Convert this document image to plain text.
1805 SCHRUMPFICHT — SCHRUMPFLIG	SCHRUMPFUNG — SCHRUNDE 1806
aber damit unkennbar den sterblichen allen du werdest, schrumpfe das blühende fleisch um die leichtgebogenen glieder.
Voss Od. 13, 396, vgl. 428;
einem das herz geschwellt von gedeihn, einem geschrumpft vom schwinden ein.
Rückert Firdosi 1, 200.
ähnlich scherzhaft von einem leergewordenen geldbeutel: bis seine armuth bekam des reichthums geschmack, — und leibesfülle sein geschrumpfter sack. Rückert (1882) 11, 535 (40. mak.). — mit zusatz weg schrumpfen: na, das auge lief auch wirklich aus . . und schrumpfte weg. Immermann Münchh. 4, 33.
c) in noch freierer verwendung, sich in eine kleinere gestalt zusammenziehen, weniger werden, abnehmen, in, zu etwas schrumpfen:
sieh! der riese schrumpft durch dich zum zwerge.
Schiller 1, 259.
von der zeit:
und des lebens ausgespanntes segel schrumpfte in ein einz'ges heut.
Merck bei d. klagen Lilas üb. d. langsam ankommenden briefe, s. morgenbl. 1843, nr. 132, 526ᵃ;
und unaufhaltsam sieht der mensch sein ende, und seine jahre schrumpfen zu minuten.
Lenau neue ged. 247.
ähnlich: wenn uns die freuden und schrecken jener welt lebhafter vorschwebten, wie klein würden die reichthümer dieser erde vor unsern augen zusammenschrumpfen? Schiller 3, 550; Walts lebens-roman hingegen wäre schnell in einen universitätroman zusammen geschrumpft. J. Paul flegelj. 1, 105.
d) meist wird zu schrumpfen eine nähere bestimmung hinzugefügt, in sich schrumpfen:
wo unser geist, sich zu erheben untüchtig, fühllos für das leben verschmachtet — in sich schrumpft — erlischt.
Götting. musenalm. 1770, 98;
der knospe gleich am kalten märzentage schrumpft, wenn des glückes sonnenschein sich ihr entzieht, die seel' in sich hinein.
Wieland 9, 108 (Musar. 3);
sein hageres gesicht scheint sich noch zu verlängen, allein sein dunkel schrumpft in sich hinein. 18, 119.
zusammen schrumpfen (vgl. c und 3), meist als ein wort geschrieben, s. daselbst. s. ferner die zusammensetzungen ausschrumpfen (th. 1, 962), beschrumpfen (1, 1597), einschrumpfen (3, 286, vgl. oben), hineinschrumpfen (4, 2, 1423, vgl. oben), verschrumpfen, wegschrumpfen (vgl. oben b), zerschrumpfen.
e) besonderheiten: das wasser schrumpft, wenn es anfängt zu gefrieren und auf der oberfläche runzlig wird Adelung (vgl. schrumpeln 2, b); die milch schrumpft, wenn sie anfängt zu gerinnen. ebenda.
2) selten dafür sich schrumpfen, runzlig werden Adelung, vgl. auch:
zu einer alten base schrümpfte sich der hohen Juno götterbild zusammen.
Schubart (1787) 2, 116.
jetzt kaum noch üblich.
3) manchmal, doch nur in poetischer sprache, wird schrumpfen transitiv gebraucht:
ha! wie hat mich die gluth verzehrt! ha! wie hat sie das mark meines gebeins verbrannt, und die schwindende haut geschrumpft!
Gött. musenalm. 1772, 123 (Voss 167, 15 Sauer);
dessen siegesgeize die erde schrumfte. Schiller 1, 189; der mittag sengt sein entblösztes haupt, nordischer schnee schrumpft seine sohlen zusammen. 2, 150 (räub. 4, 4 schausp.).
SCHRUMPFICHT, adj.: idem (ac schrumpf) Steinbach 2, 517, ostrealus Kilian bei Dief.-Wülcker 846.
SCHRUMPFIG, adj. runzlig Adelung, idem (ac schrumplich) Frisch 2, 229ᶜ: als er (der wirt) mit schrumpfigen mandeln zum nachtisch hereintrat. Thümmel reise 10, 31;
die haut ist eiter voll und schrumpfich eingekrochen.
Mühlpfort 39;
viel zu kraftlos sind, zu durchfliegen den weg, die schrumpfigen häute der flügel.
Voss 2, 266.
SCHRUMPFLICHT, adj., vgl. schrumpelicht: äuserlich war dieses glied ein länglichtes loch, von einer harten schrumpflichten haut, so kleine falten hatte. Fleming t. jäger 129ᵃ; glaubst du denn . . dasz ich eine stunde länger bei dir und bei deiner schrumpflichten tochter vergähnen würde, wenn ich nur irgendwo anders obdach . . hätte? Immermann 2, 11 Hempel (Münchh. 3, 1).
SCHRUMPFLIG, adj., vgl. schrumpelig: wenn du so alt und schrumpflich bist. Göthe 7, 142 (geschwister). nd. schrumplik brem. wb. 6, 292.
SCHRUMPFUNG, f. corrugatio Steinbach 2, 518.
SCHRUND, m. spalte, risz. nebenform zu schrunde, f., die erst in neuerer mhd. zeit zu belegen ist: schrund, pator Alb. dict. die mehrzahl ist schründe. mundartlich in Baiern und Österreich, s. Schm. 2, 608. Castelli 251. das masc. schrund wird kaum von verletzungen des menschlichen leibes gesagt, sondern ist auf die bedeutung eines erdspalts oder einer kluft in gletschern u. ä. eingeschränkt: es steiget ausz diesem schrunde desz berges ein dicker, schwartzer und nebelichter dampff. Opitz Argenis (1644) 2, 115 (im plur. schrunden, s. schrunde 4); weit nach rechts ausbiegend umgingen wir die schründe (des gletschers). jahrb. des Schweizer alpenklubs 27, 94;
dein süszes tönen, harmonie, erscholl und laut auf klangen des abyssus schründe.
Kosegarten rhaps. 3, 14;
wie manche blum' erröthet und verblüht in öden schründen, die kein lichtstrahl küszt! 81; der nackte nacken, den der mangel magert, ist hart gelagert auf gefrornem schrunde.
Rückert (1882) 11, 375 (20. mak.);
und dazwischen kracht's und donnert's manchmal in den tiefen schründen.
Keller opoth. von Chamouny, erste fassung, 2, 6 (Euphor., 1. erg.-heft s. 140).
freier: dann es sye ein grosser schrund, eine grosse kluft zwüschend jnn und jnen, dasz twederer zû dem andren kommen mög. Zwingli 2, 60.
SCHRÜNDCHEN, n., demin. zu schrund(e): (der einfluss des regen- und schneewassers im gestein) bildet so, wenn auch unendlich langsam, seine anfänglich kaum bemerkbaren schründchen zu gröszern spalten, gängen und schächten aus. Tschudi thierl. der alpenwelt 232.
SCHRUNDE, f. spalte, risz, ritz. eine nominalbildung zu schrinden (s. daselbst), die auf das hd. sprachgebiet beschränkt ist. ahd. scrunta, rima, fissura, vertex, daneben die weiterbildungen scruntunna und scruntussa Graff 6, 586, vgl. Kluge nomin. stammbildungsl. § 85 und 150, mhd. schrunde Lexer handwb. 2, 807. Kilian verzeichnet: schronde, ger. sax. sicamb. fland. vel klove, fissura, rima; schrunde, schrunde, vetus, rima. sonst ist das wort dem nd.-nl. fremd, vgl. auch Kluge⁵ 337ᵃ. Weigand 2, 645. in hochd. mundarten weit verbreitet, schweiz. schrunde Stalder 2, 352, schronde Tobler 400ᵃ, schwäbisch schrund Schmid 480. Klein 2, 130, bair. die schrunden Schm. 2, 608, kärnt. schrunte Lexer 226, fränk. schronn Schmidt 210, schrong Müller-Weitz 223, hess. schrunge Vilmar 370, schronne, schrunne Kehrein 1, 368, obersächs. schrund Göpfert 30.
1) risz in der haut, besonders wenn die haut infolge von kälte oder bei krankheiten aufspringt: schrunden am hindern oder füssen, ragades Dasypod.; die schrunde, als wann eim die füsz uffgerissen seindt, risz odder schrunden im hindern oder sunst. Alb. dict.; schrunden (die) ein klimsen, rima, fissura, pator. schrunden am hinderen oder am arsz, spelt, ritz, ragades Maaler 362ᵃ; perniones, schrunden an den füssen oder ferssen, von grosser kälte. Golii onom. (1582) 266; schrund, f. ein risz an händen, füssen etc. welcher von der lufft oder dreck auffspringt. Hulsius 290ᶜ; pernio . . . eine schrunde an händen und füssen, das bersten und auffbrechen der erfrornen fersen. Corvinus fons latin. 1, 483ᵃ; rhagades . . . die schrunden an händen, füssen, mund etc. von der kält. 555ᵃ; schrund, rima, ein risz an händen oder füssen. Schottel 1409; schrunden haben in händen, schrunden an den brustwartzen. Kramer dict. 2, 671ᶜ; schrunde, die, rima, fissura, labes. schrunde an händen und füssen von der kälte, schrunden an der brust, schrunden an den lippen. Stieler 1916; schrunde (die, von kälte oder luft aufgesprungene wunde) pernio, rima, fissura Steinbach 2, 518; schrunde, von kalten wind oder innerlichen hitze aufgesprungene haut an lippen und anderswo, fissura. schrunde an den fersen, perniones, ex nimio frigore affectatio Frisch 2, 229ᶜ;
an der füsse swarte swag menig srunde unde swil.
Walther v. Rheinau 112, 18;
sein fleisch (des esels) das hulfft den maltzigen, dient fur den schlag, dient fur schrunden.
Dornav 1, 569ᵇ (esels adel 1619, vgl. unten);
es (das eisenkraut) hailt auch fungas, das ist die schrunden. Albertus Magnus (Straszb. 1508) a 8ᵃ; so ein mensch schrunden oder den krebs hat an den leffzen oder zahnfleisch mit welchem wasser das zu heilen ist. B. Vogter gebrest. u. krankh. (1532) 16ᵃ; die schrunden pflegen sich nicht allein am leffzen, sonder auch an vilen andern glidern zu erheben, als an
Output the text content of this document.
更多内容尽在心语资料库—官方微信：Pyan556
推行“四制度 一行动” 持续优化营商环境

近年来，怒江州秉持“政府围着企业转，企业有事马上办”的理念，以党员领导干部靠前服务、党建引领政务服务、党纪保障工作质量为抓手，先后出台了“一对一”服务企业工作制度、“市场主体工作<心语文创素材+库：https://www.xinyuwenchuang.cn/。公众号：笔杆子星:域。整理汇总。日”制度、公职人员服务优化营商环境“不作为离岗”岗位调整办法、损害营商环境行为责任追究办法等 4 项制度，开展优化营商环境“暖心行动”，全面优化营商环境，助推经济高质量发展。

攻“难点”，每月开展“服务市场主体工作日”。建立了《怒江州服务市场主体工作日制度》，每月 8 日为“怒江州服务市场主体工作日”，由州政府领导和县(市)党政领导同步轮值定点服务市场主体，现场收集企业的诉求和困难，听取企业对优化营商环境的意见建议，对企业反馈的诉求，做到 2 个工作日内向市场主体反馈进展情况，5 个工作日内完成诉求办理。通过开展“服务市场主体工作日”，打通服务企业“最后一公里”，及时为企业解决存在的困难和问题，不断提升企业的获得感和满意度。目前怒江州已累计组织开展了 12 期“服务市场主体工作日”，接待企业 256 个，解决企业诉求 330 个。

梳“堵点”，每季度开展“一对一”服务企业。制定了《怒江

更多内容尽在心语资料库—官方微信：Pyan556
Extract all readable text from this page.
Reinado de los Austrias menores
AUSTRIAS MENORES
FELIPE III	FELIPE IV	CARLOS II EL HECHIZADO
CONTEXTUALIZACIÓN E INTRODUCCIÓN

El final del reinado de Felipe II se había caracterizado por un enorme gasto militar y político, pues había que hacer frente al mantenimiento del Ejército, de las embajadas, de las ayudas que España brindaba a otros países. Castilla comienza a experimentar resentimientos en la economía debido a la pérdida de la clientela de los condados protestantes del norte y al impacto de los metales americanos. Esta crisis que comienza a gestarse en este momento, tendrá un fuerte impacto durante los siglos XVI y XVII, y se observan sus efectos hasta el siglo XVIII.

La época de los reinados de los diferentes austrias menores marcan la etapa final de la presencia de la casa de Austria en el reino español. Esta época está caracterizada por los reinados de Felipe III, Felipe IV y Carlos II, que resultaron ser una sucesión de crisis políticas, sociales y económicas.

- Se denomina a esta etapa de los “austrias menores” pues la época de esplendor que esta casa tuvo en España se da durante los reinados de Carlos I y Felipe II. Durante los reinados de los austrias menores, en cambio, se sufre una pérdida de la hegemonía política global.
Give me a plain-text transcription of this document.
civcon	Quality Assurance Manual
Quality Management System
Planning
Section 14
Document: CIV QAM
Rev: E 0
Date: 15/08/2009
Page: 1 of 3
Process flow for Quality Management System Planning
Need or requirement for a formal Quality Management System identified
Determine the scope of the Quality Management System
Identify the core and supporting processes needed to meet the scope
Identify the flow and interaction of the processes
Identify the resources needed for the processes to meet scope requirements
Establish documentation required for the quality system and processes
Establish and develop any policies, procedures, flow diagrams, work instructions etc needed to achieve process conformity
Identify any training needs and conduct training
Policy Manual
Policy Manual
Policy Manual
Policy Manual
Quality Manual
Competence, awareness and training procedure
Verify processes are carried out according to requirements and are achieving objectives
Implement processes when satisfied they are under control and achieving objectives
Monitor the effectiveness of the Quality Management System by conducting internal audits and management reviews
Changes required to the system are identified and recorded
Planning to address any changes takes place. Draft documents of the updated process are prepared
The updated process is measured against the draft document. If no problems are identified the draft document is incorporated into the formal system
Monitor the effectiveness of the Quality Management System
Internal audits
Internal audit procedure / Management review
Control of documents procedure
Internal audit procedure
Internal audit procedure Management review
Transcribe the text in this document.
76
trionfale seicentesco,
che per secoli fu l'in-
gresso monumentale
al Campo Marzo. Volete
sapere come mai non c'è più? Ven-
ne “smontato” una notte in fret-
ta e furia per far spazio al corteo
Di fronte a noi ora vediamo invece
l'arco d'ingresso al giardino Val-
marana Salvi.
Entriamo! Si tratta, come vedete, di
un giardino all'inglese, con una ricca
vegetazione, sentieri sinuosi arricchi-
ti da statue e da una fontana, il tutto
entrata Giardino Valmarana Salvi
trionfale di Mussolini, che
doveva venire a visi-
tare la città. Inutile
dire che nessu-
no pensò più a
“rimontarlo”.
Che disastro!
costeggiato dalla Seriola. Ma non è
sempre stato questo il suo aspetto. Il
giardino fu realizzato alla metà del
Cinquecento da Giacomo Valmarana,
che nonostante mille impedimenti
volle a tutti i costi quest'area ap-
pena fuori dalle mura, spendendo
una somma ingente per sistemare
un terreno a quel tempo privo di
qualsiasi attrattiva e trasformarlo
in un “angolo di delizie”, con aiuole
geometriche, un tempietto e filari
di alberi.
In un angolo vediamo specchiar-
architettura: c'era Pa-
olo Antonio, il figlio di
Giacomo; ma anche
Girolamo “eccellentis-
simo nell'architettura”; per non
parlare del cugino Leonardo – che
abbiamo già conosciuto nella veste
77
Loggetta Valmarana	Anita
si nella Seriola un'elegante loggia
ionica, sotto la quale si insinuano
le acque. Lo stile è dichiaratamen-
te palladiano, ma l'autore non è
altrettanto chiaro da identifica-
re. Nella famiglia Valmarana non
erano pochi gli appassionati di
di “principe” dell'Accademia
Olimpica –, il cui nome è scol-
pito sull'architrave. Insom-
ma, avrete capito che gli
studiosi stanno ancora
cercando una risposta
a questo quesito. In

AIM OF THE EXERCISE:
Return each line with "Schiller".

CORRECT RESULT:
Schiller 1, 259.
ähnlich: wenn uns die freuden und schrecken jener welt lebhafter vorschwebten, wie klein würden die reichthümer dieser erde vor unsern augen zusammenschrumpfen? Schiller 3, 550; Walts lebens-roman hingegen wäre schnell in einen universitätroman zusammen geschrumpft. J. Paul flegelj. 1, 105.
dessen siegesgeize die erde schrumfte. Schiller 1, 189; der mittag sengt sein entblösztes haupt, nordischer schnee schrumpft seine sohlen zusammen. 2, 150 (räub. 4, 4 schausp.).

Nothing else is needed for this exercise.